Short exercise: Copy out every line of the records where the string "this" occurs.

== == ==

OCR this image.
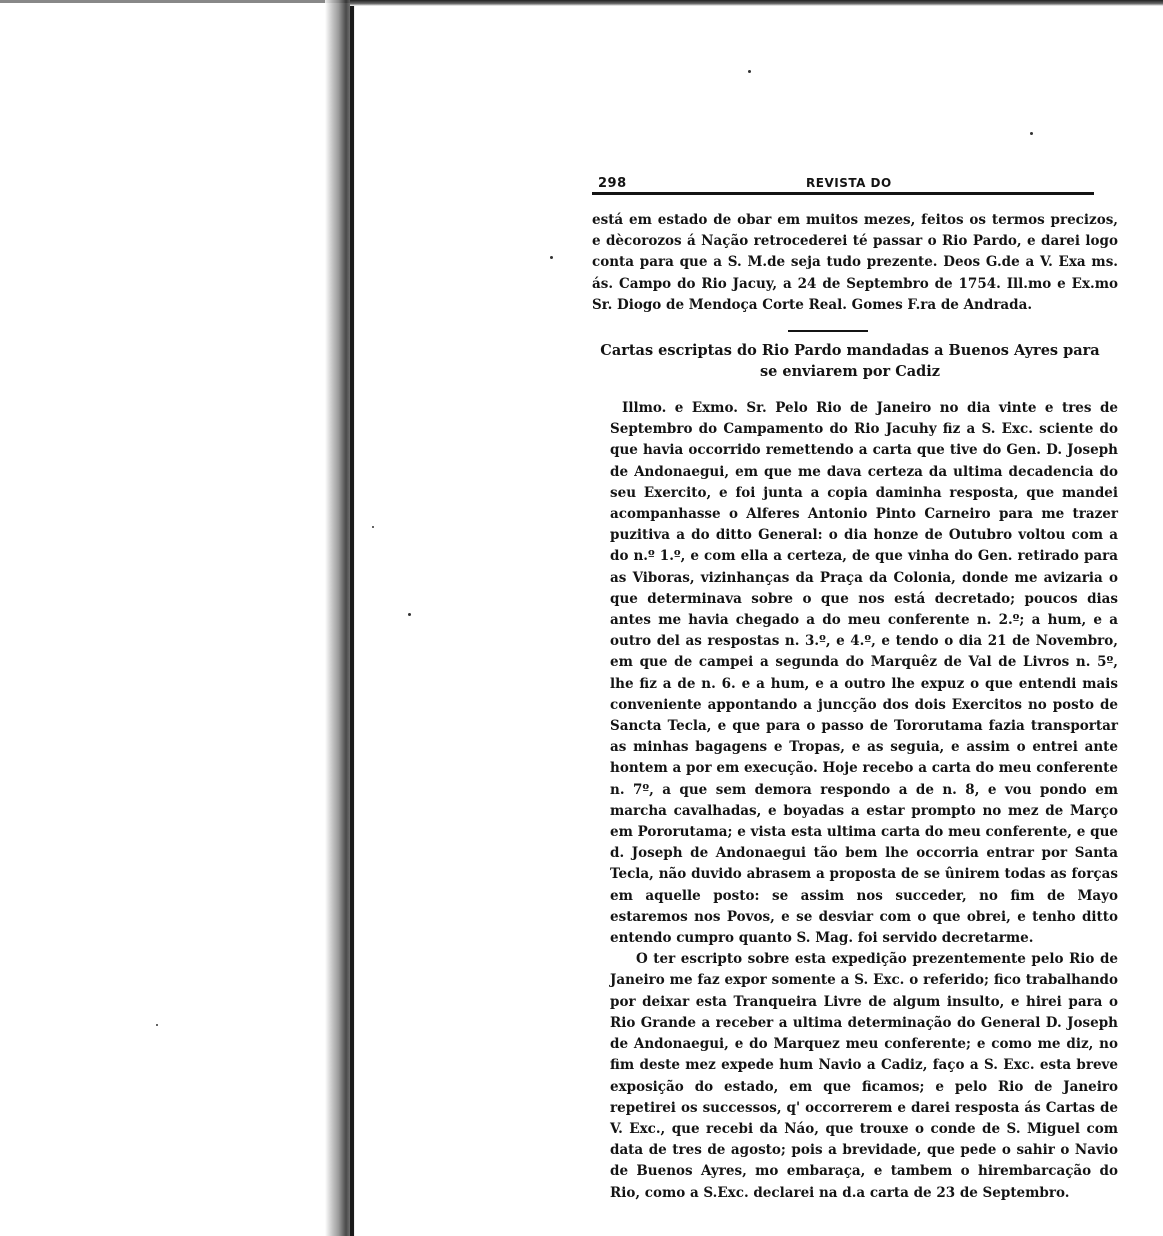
298	REVISTA DO

está em estado de obar em muitos mezes, feitos os termos precizos, e dècorozos á Nação retrocederei té passar o Rio Pardo, e darei logo conta para que a S. M.de seja tudo prezente. Deos G.de a V. Exa ms. ás. Campo do Rio Jacuy, a 24 de Septembro de 1754. Ill.mo e Ex.mo Sr. Diogo de Mendoça Corte Real. Gomes F.ra de Andrada.

Cartas escriptas do Rio Pardo mandadas a Buenos Ayres para se enviarem por Cadiz

Illmo. e Exmo. Sr. Pelo Rio de Janeiro no dia vinte e tres de Septembro do Campamento do Rio Jacuhy fiz a S. Exc. sciente do que havia occorrido remettendo a carta que tive do Gen. D. Joseph de Andonaegui, em que me dava certeza da ultima decadencia do seu Exercito, e foi junta a copia daminha resposta, que mandei acompanhasse o Alferes Antonio Pinto Carneiro para me trazer puzitiva a do ditto General: o dia honze de Outubro voltou com a do n.º 1.º, e com ella a certeza, de que vinha do Gen. retirado para as Viboras, vizinhanças da Praça da Colonia, donde me avizaria o que determinava sobre o que nos está decretado; poucos dias antes me havia chegado a do meu conferente n. 2.º; a hum, e a outro del as respostas n. 3.º, e 4.º, e tendo o dia 21 de Novembro, em que de campei a segunda do Marquêz de Val de Livros n. 5º, lhe fiz a de n. 6. e a hum, e a outro lhe expuz o que entendi mais conveniente appontando a juncção dos dois Exercitos no posto de Sancta Tecla, e que para o passo de Tororutama fazia transportar as minhas bagagens e Tropas, e as seguia, e assim o entrei ante hontem a por em execução. Hoje recebo a carta do meu conferente n. 7º, a que sem demora respondo a de n. 8, e vou pondo em marcha cavalhadas, e boyadas a estar prompto no mez de Março em Pororutama; e vista esta ultima carta do meu conferente, e que d. Joseph de Andonaegui tão bem lhe occorria entrar por Santa Tecla, não duvido abrasem a proposta de se ûnirem todas as forças em aquelle posto: se assim nos succeder, no fim de Mayo estaremos nos Povos, e se desviar com o que obrei, e tenho ditto entendo cumpro quanto S. Mag. foi servido decretarme.

O ter escripto sobre esta expedição prezentemente pelo Rio de Janeiro me faz expor somente a S. Exc. o referido; fico trabalhando por deixar esta Tranqueira Livre de algum insulto, e hirei para o Rio Grande a receber a ultima determinação do General D. Joseph de Andonaegui, e do Marquez meu conferente; e como me diz, no fim deste mez expede hum Navio a Cadiz, faço a S. Exc. esta breve exposição do estado, em que ficamos; e pelo Rio de Janeiro repetirei os successos, q' occorrerem e darei resposta ás Cartas de V. Exc., que recebi da Náo, que trouxe o conde de S. Miguel com data de tres de agosto; pois a brevidade, que pede o sahir o Navio de Buenos Ayres, mo embaraça, e tambem o hirembarcação do Rio, como a S.Exc. declarei na d.a carta de 23 de Septembro.
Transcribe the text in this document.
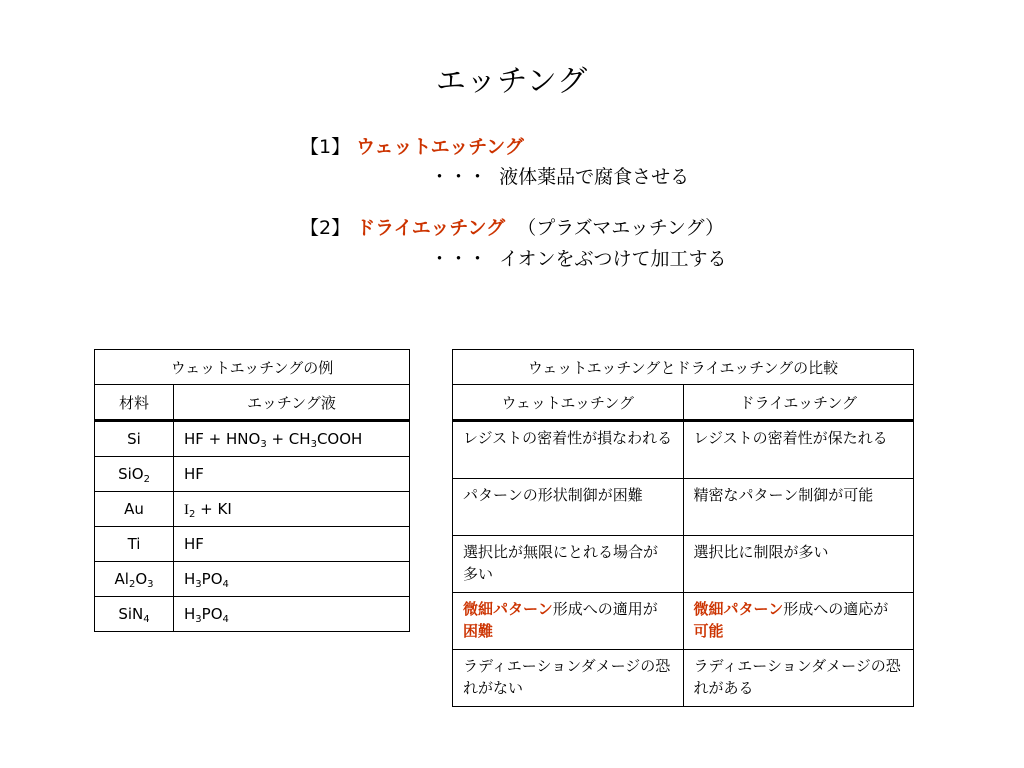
エッチング
【1】 ウェットエッチング
・・・ 液体薬品で腐食させる
【2】 ドライエッチング （プラズマエッチング）
・・・ イオンをぶつけて加工する
ウェットエッチングの例	
材料	エッチング液
Si	HF + $HNO_3$ + $CH_3COOH$
SiO$_2$	HF
Au	$I_2$ + KI
Ti	HF
$Al_2O_3$	$H_3PO_4$
SiN$_4$	$H_3PO_4$
ウェットエッチングとドライエッチングの比較	
ウェットエッチング	ドライエッチング
レジストの密着性が損なわれる	レジストの密着性が保たれる
パターンの形状制御が困難	精密なパターン制御が可能
選択比が無限にとれる場合が多い	選択比に制限が多い
微細パターン形成への適用が困難	微細パターン形成への適応が可能
ラディエーションダメージの恐れがない	ラディエーションダメージの恐れがある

== == ==

Reply:
OCR this image.
Transcribe the text in this document.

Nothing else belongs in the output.